Hewan laut, seperti paus, cenderung memiliki penglihatan lemah, dan hidup di dunia yang sebagian besar ditentukan oleh informasi akustik. Hal ini berlaku juga untuk banyak ikan laut yang hidup lebih dalam di dunia kegelapan. Dilaporkan bahwa antara tahun 1950 dan 1975, ambien kebisingan di laut naik sekitar sepuluh desibel (telah meningkat sepuluh kali lipat).
Jelas sekarang bahwa sumber pencemaran sangat bervariasi. Tidak hanya dari hal-hal yang menurut kita hanya bisa dilakukan oleh industri besar, namun juga bisa disebabkan oleh aktiftas harian kita.
Kesehatan ekosistem laut di dunia semakin memburuk bahkan lebih cepat dari yang diduga sebelumnya. Sebuah ulasan dari International Programme on the State of the Ocean (IPSO) memperingatkan bahwa lautan kini berhadapan dengan berbagai jenis ancaman.
Lautan kian menghangat karena perubahan iklim, polusi, dan penangkapan ikan berlebih (overfishing). Selain itu, sifat basa air laut juga kian terkikis karena terus menyerap karbondioksida.
Laporan itu menyatakan, "Kita selalu memanfaatkan laut apa adanya. (Padahal) laut telah melindungi kita dari dampak terburuk percepatan perubahan iklim dengan menyerap kelebihan karbondioksida dari atmosfer."
"Sementara peningkatan suhu bumi mungkin mengalami perlambatan, laut terus menghangat. Untuk sebagian besar, bagaimanapun, masyarakat dan pembuat kebijakan gagal untuk mengenali —atau memilih untuk mengabaikan— parahnya situasi ini."

Tugas 1: Salin ulang baris-baris daftar tanpa perubahan, mulai dari baris yang memuat "course-number: 66 <box>695 95 699 100</box>" sampai baris yang memuat "scale-right-header: Отметка <box>687", termasuk kedua baris tersebut. Jangan sertakan baris lain.

Entri anotasi spasial:

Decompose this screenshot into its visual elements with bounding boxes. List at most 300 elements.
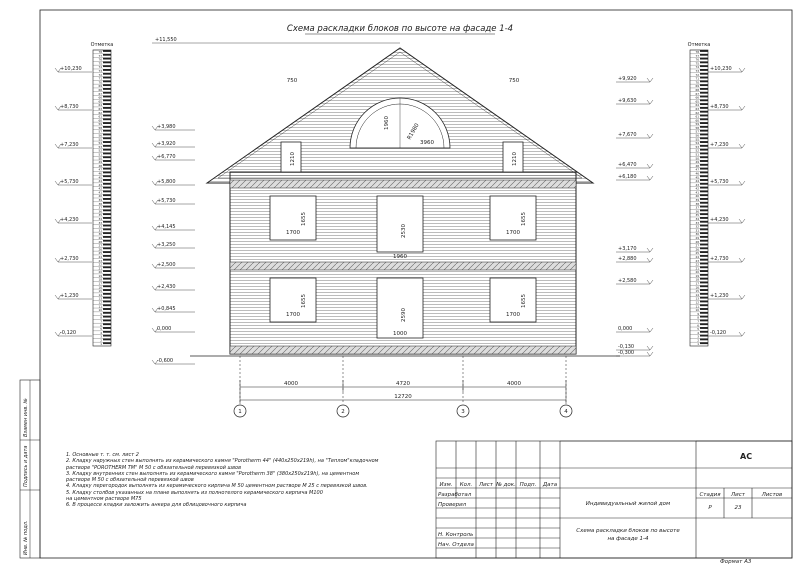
course-number: 66 <box>695 95 699 100</box>
course-number: 15 <box>695 289 699 294</box>
axis-label-4: 4 <box>564 409 568 415</box>
course-number: 47 <box>695 167 699 172</box>
course-block <box>700 232 708 234</box>
course-number: 67 <box>98 91 102 96</box>
course-block <box>103 335 111 337</box>
level-marks-right-outer <box>708 66 745 336</box>
dim-1655-b: 1655 <box>521 212 527 226</box>
course-block <box>700 297 708 299</box>
course-number: 34 <box>98 217 102 222</box>
note-line: на цементном растворе М75 <box>66 496 142 503</box>
level-mark: +5,730 <box>60 179 79 185</box>
dim-4000-left: 4000 <box>284 381 298 387</box>
level-marks-right-inner <box>616 76 653 356</box>
course-number: 28 <box>695 239 699 244</box>
course-block <box>700 80 708 82</box>
course-block <box>700 171 708 173</box>
course-number: 45 <box>695 175 699 180</box>
tb-header-3: № док. <box>496 482 516 488</box>
course-block <box>103 54 111 56</box>
course-number: 16 <box>98 285 102 290</box>
course-number: 12 <box>98 300 102 305</box>
course-block <box>700 319 708 321</box>
tb-role-3: Н. Контроль <box>438 532 474 538</box>
level-mark: +2,730 <box>710 256 729 262</box>
course-number: 2 <box>697 338 699 343</box>
course-block <box>103 300 111 302</box>
course-block <box>700 122 708 124</box>
course-block <box>103 297 111 299</box>
course-number: 26 <box>695 247 699 252</box>
course-block <box>700 118 708 120</box>
course-block <box>103 308 111 310</box>
course-number: 50 <box>695 156 699 161</box>
dim-1960-arch: 1960 <box>384 116 390 130</box>
course-number: 38 <box>98 201 102 206</box>
course-block <box>103 65 111 67</box>
course-block <box>700 289 708 291</box>
scale-right-header: Отметка <box>687 42 711 48</box>
note-line: 4. Кладку перегородок выполнять из керамического кирпича М 50 цементном растворе М 25 с перевязкой швов. <box>66 483 368 490</box>
course-number: 39 <box>98 198 102 203</box>
tb-role-0: Разработал <box>438 492 472 498</box>
course-number: 44 <box>98 179 102 184</box>
course-number: 60 <box>98 118 102 123</box>
course-number: 41 <box>98 190 102 195</box>
course-number: 56 <box>695 133 699 138</box>
course-block <box>700 84 708 86</box>
course-block <box>103 77 111 79</box>
level-mark: +10,230 <box>60 66 82 72</box>
course-block <box>700 111 708 113</box>
level-mark: -0,600 <box>157 358 174 364</box>
course-number: 76 <box>695 57 699 62</box>
course-block <box>103 156 111 158</box>
dim-r1980: R1980 <box>406 122 421 141</box>
course-number: 27 <box>98 243 102 248</box>
course-block <box>700 285 708 287</box>
course-number: 13 <box>695 296 699 301</box>
course-number: 8 <box>100 315 102 320</box>
dim-1700-b: 1700 <box>506 230 520 236</box>
course-block <box>103 316 111 318</box>
course-block <box>700 141 708 143</box>
course-block <box>700 240 708 242</box>
course-block <box>700 194 708 196</box>
level-marks-left-inner <box>152 124 195 364</box>
course-number: 16 <box>695 285 699 290</box>
course-block <box>700 156 708 158</box>
course-number: 11 <box>695 304 699 309</box>
course-block <box>700 183 708 185</box>
course-number: 71 <box>98 76 102 81</box>
course-block <box>103 263 111 265</box>
course-number: 7 <box>100 319 102 324</box>
tb-stage: Р <box>708 505 712 511</box>
course-block <box>700 69 708 71</box>
side-stamp-signature: Подпись и дата <box>23 445 29 487</box>
course-number: 46 <box>695 171 699 176</box>
course-block <box>700 244 708 246</box>
tb-sheets-label: Листов <box>761 492 783 498</box>
course-number: 54 <box>695 141 699 146</box>
level-mark: -0,120 <box>60 330 77 336</box>
course-block <box>700 217 708 219</box>
course-number: 23 <box>695 258 699 263</box>
course-block <box>700 274 708 276</box>
course-block <box>700 316 708 318</box>
course-block <box>103 259 111 261</box>
note-line: 5. Кладку столбов указанных на плане выполнять из полнотелого керамического кирпича М100 <box>66 489 323 496</box>
course-number: 34 <box>695 217 699 222</box>
course-block <box>103 331 111 333</box>
course-block <box>103 319 111 321</box>
course-block <box>103 88 111 90</box>
course-block <box>103 164 111 166</box>
course-number: 73 <box>695 69 699 74</box>
course-number: 30 <box>98 232 102 237</box>
course-block <box>103 312 111 314</box>
course-number: 67 <box>695 91 699 96</box>
course-number: 64 <box>98 103 102 108</box>
course-number: 78 <box>695 50 699 55</box>
course-number: 35 <box>98 213 102 218</box>
course-number: 52 <box>695 148 699 153</box>
course-number: 8 <box>697 315 699 320</box>
course-number: 46 <box>98 171 102 176</box>
level-mark: +3,170 <box>618 246 637 252</box>
level-mark: +1,230 <box>60 293 79 299</box>
level-mark: -0,120 <box>710 330 727 336</box>
tb-header-4: Подп. <box>519 482 537 488</box>
level-mark: +8,730 <box>710 104 729 110</box>
course-block <box>700 115 708 117</box>
course-block <box>700 54 708 56</box>
course-block <box>700 187 708 189</box>
tb-role-1: Проверил <box>438 502 467 508</box>
course-block <box>700 278 708 280</box>
course-number: 37 <box>695 205 699 210</box>
note-line: растворе М 50 с обязательной перевязкой швов <box>66 477 194 484</box>
course-block <box>700 65 708 67</box>
course-block <box>700 259 708 261</box>
course-block <box>700 312 708 314</box>
course-number: 14 <box>695 292 699 297</box>
dim-1700-d: 1700 <box>506 312 520 318</box>
course-number: 72 <box>695 72 699 77</box>
course-block <box>700 251 708 253</box>
level-mark: +7,670 <box>618 132 637 138</box>
course-number: 3 <box>697 334 699 339</box>
note-line: 3. Кладку внутренних стен выполнять из керамического камня "Porotherm 38" (380х250х219h), на цементном <box>66 470 360 477</box>
dim-2530: 2530 <box>401 224 407 238</box>
course-block <box>700 266 708 268</box>
course-block <box>103 255 111 257</box>
level-mark: +4,230 <box>60 217 79 223</box>
note-line: 6. В процессе кладки заложить анкера для облицовочного кирпича <box>66 502 247 509</box>
course-block <box>700 61 708 63</box>
course-block <box>103 107 111 109</box>
course-block <box>103 103 111 105</box>
course-block <box>103 179 111 181</box>
dim-1210-left: 1210 <box>290 152 296 166</box>
course-number: 1 <box>100 342 102 347</box>
course-block <box>700 77 708 79</box>
block-course-scale-left <box>93 50 111 346</box>
dim-1700-a: 1700 <box>286 230 300 236</box>
dim-1655-c: 1655 <box>301 294 307 308</box>
course-number: 40 <box>695 194 699 199</box>
course-block <box>700 107 708 109</box>
dim-1960-door: 1960 <box>393 254 407 260</box>
course-number: 29 <box>98 235 102 240</box>
course-number: 32 <box>98 224 102 229</box>
course-block <box>103 183 111 185</box>
course-number: 53 <box>98 144 102 149</box>
course-number: 70 <box>98 80 102 85</box>
level-mark: -0,130 <box>618 344 635 350</box>
course-number: 6 <box>100 323 102 328</box>
course-number: 15 <box>98 289 102 294</box>
course-block <box>103 171 111 173</box>
level-mark: +2,500 <box>157 262 176 268</box>
course-number: 19 <box>695 273 699 278</box>
course-number: 14 <box>98 292 102 297</box>
dim-750-right: 750 <box>508 78 520 84</box>
dim-4000-right: 4000 <box>507 381 521 387</box>
level-marks-left-outer <box>55 66 92 336</box>
course-number: 31 <box>695 228 699 233</box>
course-block <box>700 175 708 177</box>
level-mark: +2,880 <box>618 256 637 262</box>
dim-3960: 3960 <box>420 140 434 146</box>
tb-sheet-label: Лист <box>731 492 745 498</box>
level-mark: +5,730 <box>710 179 729 185</box>
course-number: 5 <box>697 327 699 332</box>
course-block <box>700 137 708 139</box>
course-number: 53 <box>695 144 699 149</box>
side-stamp-inventory: Инв. № подл. <box>23 520 29 555</box>
tb-format: Формат А3 <box>720 559 752 565</box>
course-number: 47 <box>98 167 102 172</box>
course-block <box>103 293 111 295</box>
course-block <box>700 149 708 151</box>
course-block <box>700 263 708 265</box>
course-block <box>700 304 708 306</box>
course-block <box>103 338 111 340</box>
course-number: 13 <box>98 296 102 301</box>
general-notes <box>66 452 441 509</box>
course-number: 69 <box>98 84 102 89</box>
level-mark: +3,920 <box>157 141 176 147</box>
course-block <box>103 118 111 120</box>
course-number: 50 <box>98 156 102 161</box>
course-block <box>700 190 708 192</box>
course-number: 61 <box>695 114 699 119</box>
scale-left-header: Отметка <box>90 42 114 48</box>
course-number: 22 <box>695 262 699 267</box>
course-number: 57 <box>695 129 699 134</box>
door-lower-center <box>377 278 423 338</box>
course-number: 24 <box>695 254 699 259</box>
course-block <box>700 92 708 94</box>
course-block <box>700 300 708 302</box>
course-block <box>700 221 708 223</box>
course-number: 77 <box>695 53 699 58</box>
course-number: 33 <box>695 220 699 225</box>
course-block <box>700 88 708 90</box>
course-number: 1 <box>697 342 699 347</box>
course-number: 4 <box>100 330 102 335</box>
course-number: 43 <box>695 182 699 187</box>
course-block <box>103 278 111 280</box>
tb-sheet: 23 <box>734 505 742 511</box>
course-block <box>700 236 708 238</box>
course-number: 62 <box>98 110 102 115</box>
course-number: 44 <box>695 179 699 184</box>
course-number: 40 <box>98 194 102 199</box>
level-mark: +5,800 <box>157 179 176 185</box>
course-block <box>103 327 111 329</box>
course-block <box>103 175 111 177</box>
course-block <box>700 293 708 295</box>
tb-role-4: Нач. Отдела <box>438 542 474 548</box>
course-number: 5 <box>100 327 102 332</box>
course-block <box>103 69 111 71</box>
course-number: 55 <box>695 137 699 142</box>
course-number: 6 <box>697 323 699 328</box>
course-block <box>103 194 111 196</box>
dim-1000: 1000 <box>393 331 407 337</box>
course-block <box>700 96 708 98</box>
course-block <box>103 270 111 272</box>
axis-label-2: 2 <box>341 409 345 415</box>
dim-750-left: 750 <box>286 78 298 84</box>
course-number: 11 <box>98 304 102 309</box>
course-block <box>103 240 111 242</box>
course-block <box>103 247 111 249</box>
course-number: 20 <box>98 270 102 275</box>
level-mark: +6,180 <box>618 174 637 180</box>
course-block <box>103 80 111 82</box>
course-block <box>103 145 111 147</box>
dim-12720: 12720 <box>394 394 412 400</box>
tb-project: Индивидуальный жилой дом <box>585 501 671 507</box>
course-block <box>103 160 111 162</box>
course-block <box>103 133 111 135</box>
tb-sheet-name-2: на фасаде 1-4 <box>607 536 649 542</box>
course-block <box>103 152 111 154</box>
course-number: 26 <box>98 247 102 252</box>
course-number: 76 <box>98 57 102 62</box>
course-block <box>103 111 111 113</box>
course-block <box>700 168 708 170</box>
course-number: 57 <box>98 129 102 134</box>
course-block <box>103 304 111 306</box>
level-mark: +10,230 <box>710 66 732 72</box>
level-mark: +6,470 <box>618 162 637 168</box>
level-mark: +1,230 <box>710 293 729 299</box>
course-block <box>700 213 708 215</box>
level-mark: +8,730 <box>60 104 79 110</box>
course-number: 36 <box>98 209 102 214</box>
course-number: 62 <box>695 110 699 115</box>
course-block <box>700 255 708 257</box>
tb-header-2: Лист <box>479 482 493 488</box>
level-mark: +9,920 <box>618 76 637 82</box>
course-number: 52 <box>98 148 102 153</box>
course-number: 21 <box>695 266 699 271</box>
course-number: 10 <box>98 308 102 313</box>
course-block <box>103 58 111 60</box>
course-block <box>700 152 708 154</box>
tb-stage-label: Стадия <box>699 492 721 498</box>
course-number: 51 <box>695 152 699 157</box>
course-block <box>700 327 708 329</box>
course-number: 69 <box>695 84 699 89</box>
course-block <box>103 198 111 200</box>
course-number: 33 <box>98 220 102 225</box>
course-number: 61 <box>98 114 102 119</box>
course-block <box>103 225 111 227</box>
course-number: 70 <box>695 80 699 85</box>
note-line: растворе "POROTHERM TM" M 50 с обязательной перевязкой швов <box>66 464 242 471</box>
course-block <box>103 190 111 192</box>
course-block <box>103 232 111 234</box>
course-number: 49 <box>695 160 699 165</box>
course-number: 31 <box>98 228 102 233</box>
level-mark: +4,145 <box>157 224 176 230</box>
course-block <box>103 137 111 139</box>
course-number: 17 <box>695 281 699 286</box>
level-mark: +2,730 <box>60 256 79 262</box>
course-number: 75 <box>695 61 699 66</box>
course-number: 3 <box>100 334 102 339</box>
course-block <box>700 331 708 333</box>
course-block <box>700 179 708 181</box>
course-block <box>103 122 111 124</box>
course-number: 43 <box>98 182 102 187</box>
course-block <box>103 73 111 75</box>
course-block <box>103 187 111 189</box>
course-number: 37 <box>98 205 102 210</box>
course-number: 18 <box>98 277 102 282</box>
course-block <box>700 160 708 162</box>
course-block <box>700 206 708 208</box>
level-mark: +5,730 <box>157 198 176 204</box>
course-number: 58 <box>695 125 699 130</box>
level-mark: +3,250 <box>157 242 176 248</box>
course-block <box>700 323 708 325</box>
level-mark: +2,430 <box>157 284 176 290</box>
course-block <box>700 103 708 105</box>
course-block <box>103 228 111 230</box>
course-block <box>103 274 111 276</box>
course-block <box>700 281 708 283</box>
course-number: 19 <box>98 273 102 278</box>
course-number: 42 <box>98 186 102 191</box>
course-block <box>103 141 111 143</box>
level-mark: +4,230 <box>710 217 729 223</box>
dim-1655-a: 1655 <box>301 212 307 226</box>
tb-header-0: Изм. <box>439 482 453 488</box>
course-number: 9 <box>697 311 699 316</box>
level-mark: +7,230 <box>710 142 729 148</box>
course-number: 12 <box>695 300 699 305</box>
course-block <box>700 164 708 166</box>
course-number: 48 <box>695 163 699 168</box>
axis-label-3: 3 <box>461 409 465 415</box>
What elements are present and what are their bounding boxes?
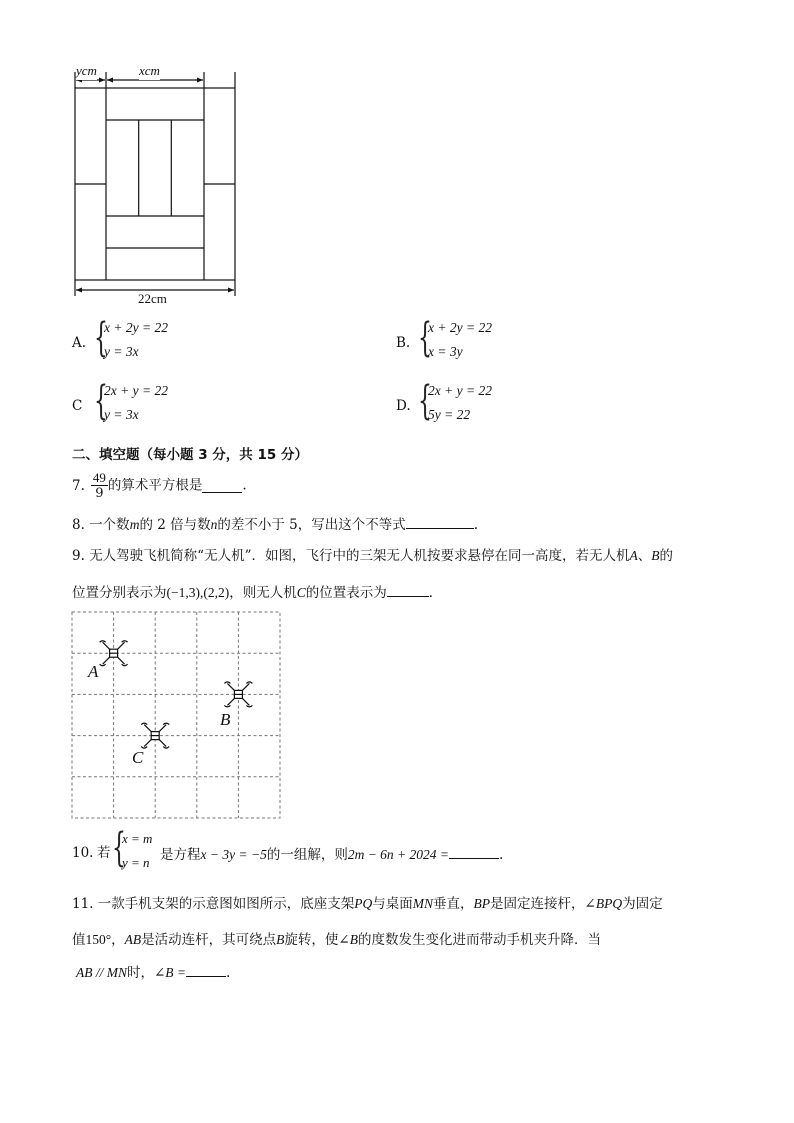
- drone-grid-figure: [70, 610, 284, 824]
- q10-answer-blank[interactable]: [449, 844, 499, 859]
- option-d-eq1: 2x + y = 22: [428, 383, 492, 398]
- y-dimension-label: ycm: [76, 63, 97, 78]
- q10-eq2: y = n: [122, 855, 150, 870]
- q7-text: 的算术平方根是: [107, 477, 203, 494]
- q11-line2e: 的度数发生变化进而带动手机夹升降．当: [357, 932, 601, 948]
- q8-text2: 的 2 倍与数: [139, 517, 211, 533]
- q11-line2a: 值: [72, 932, 86, 948]
- brace-icon: {: [94, 315, 108, 361]
- q10-eq1: x = m: [122, 831, 153, 846]
- q11-line1: [72, 895, 663, 913]
- q10-text1: 是方程: [160, 847, 201, 863]
- option-c-label: C: [72, 398, 83, 414]
- q10-equation: x − 3y = −5: [200, 847, 267, 862]
- q9-line1: [72, 547, 673, 565]
- q9-line1-end: 的: [659, 548, 673, 564]
- q11-line1a: 一款手机支架的示意图如图所示，底座支架: [97, 896, 355, 912]
- q11-line3b: 时，: [127, 965, 154, 981]
- q7-fraction: [91, 470, 108, 501]
- q8-text3: 的差不小于 5，写出这个不等式: [217, 517, 406, 533]
- q7-number: 7.: [72, 477, 85, 494]
- q11-angle2: ∠B: [338, 932, 358, 947]
- q11-line2b: ，: [111, 932, 125, 948]
- q7-frac-den: 9: [95, 486, 104, 501]
- brace-icon: {: [418, 315, 432, 361]
- q9-c: C: [296, 585, 306, 600]
- q9-line2-c: 的位置表示为: [305, 585, 387, 601]
- q9-line2-b: ，则无人机: [229, 585, 297, 601]
- q11-line2c: 是活动连杆，其可绕点: [141, 932, 277, 948]
- q9-coords: (−1,3),(2,2): [166, 585, 230, 600]
- q10-number: 10.: [72, 845, 94, 861]
- q10-rest: [160, 844, 503, 864]
- q9-b: B: [651, 548, 660, 563]
- q8: [72, 514, 478, 534]
- option-c-eq2: y = 3x: [104, 407, 139, 422]
- q9-number: 9.: [72, 548, 85, 564]
- q7-end: .: [242, 477, 247, 494]
- q11-line1c: 垂直，: [433, 896, 474, 912]
- drone-a-label: A: [88, 662, 99, 681]
- q10-ruo: 若: [97, 845, 111, 861]
- width-dimension-label: 22cm: [138, 291, 167, 306]
- section-title: 二、填空题（每小题 3 分，共 15 分）: [72, 447, 308, 463]
- q11-line2: [72, 931, 601, 949]
- q11-bp: BP: [473, 896, 491, 911]
- q7-frac-num: 49: [92, 470, 106, 485]
- q11-deg: 150°: [85, 932, 112, 947]
- option-c-eq1: 2x + y = 22: [104, 383, 168, 398]
- brace-icon: {: [94, 378, 108, 424]
- q9-line1-text: 无人驾驶飞机简称“无人机”．如图，飞行中的三架无人机按要求悬停在同一高度，若无人机: [89, 548, 630, 564]
- q8-n: n: [210, 517, 218, 532]
- q11-angle1: ∠BPQ: [584, 896, 623, 911]
- q11-ab: AB: [124, 932, 142, 947]
- option-b-eq2: x = 3y: [428, 344, 463, 359]
- option-a-label: A.: [72, 335, 87, 351]
- q11-line3a: AB // MN: [76, 965, 127, 980]
- q10-text2: 的一组解，则: [266, 847, 348, 863]
- option-d-label: D.: [396, 398, 411, 414]
- q11-line2d: 旋转，使: [284, 932, 339, 948]
- option-a-eq2: y = 3x: [104, 344, 139, 359]
- brace-icon: {: [418, 378, 432, 424]
- q11-angle3: ∠B =: [154, 965, 187, 980]
- q9-end: ．: [428, 585, 443, 601]
- option-d-eq2: 5y = 22: [428, 407, 471, 422]
- q11-end: .: [226, 965, 231, 981]
- q8-m: m: [129, 517, 140, 532]
- q7-answer-blank[interactable]: [202, 478, 242, 493]
- x-dimension-label: xcm: [139, 63, 160, 78]
- q9-line2-a: 位置分别表示为: [72, 585, 167, 601]
- q9-a: A: [629, 548, 638, 563]
- brace-icon: {: [112, 825, 126, 871]
- q11-mn: MN: [412, 896, 434, 911]
- drone-b-label: B: [220, 710, 231, 729]
- drone-c-label: C: [132, 748, 144, 767]
- q11-answer-blank[interactable]: [186, 962, 226, 977]
- q11-line1d: 是固定连接杆，: [490, 896, 585, 912]
- q9-sep: 、: [637, 548, 652, 564]
- option-b-eq1: x + 2y = 22: [428, 320, 492, 335]
- q8-end: .: [473, 517, 479, 533]
- q8-text1: 一个数: [89, 517, 130, 533]
- q8-answer-blank[interactable]: [406, 514, 474, 529]
- q11-bpt: B: [276, 932, 285, 947]
- q11-line1e: 为固定: [622, 896, 663, 912]
- rectangle-tiling-figure: [60, 60, 250, 310]
- q11-line1b: 与桌面: [372, 896, 413, 912]
- q11-pq: PQ: [354, 896, 373, 911]
- q7: [72, 470, 247, 501]
- q11-line3: [76, 962, 230, 982]
- q11-number: 11.: [72, 896, 94, 912]
- q9-answer-blank[interactable]: [387, 582, 429, 597]
- q9-line2: [72, 582, 442, 602]
- option-b-label: B.: [396, 335, 411, 351]
- q10-end: .: [499, 847, 504, 863]
- q10-expr: 2m − 6n + 2024 =: [347, 847, 450, 862]
- q8-number: 8.: [72, 517, 85, 533]
- option-a-eq1: x + 2y = 22: [104, 320, 168, 335]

Tugas 2:
Jawab pertanyaan berikut berdasarkan bacaan tentang kondisi laut.
(a) Berapa kenaikan ambien kebisingan di laut antara tahun 1950 dan 1975?
(b) Apa kepanjangan IPSO?
(c) Mengapa sifat basa air laut kian terkikis?

Jawaban 1:
course-number: 66 <box>695 95 699 100</box>
course-number: 15 <box>695 289 699 294</box>
axis-label-4: 4 <box>564 409 568 415</box>
course-number: 47 <box>695 167 699 172</box>
course-block <box>700 232 708 234</box>
course-number: 67 <box>98 91 102 96</box>
course-block <box>103 335 111 337</box>
level-marks-right-outer <box>708 66 745 336</box>
dim-1655-b: 1655 <box>521 212 527 226</box>
course-block <box>700 297 708 299</box>
course-number: 34 <box>98 217 102 222</box>
note-line: на цементном растворе М75 <box>66 496 142 503</box>
level-mark: +5,730 <box>60 179 79 185</box>
dim-4000-left: 4000 <box>284 381 298 387</box>
level-marks-right-inner <box>616 76 653 356</box>
course-number: 28 <box>695 239 699 244</box>
course-block <box>700 80 708 82</box>
course-block <box>700 171 708 173</box>
course-number: 45 <box>695 175 699 180</box>
tb-header-3: № док. <box>496 482 516 488</box>
course-block <box>103 54 111 56</box>
course-number: 16 <box>98 285 102 290</box>
course-number: 12 <box>98 300 102 305</box>
course-block <box>700 319 708 321</box>
tb-role-3: Н. Контроль <box>438 532 474 538</box>
level-mark: +2,730 <box>710 256 729 262</box>
course-number: 2 <box>697 338 699 343</box>
course-block <box>103 300 111 302</box>
course-block <box>700 122 708 124</box>
course-block <box>103 297 111 299</box>
course-number: 26 <box>695 247 699 252</box>
course-block <box>700 118 708 120</box>
course-block <box>103 308 111 310</box>
course-number: 50 <box>695 156 699 161</box>
dim-1960-arch: 1960 <box>384 116 390 130</box>
course-number: 38 <box>98 201 102 206</box>
course-block <box>103 65 111 67</box>
course-block <box>700 289 708 291</box>
scale-right-header: Отметка <box>687 42 711 48</box>

Jawaban 2:
(a) Sekitar sepuluh desibel, atau meningkat sepuluh kali lipat.
(b) International Programme on the State of the Ocean.
(c) Karena air laut terus menyerap karbondioksida.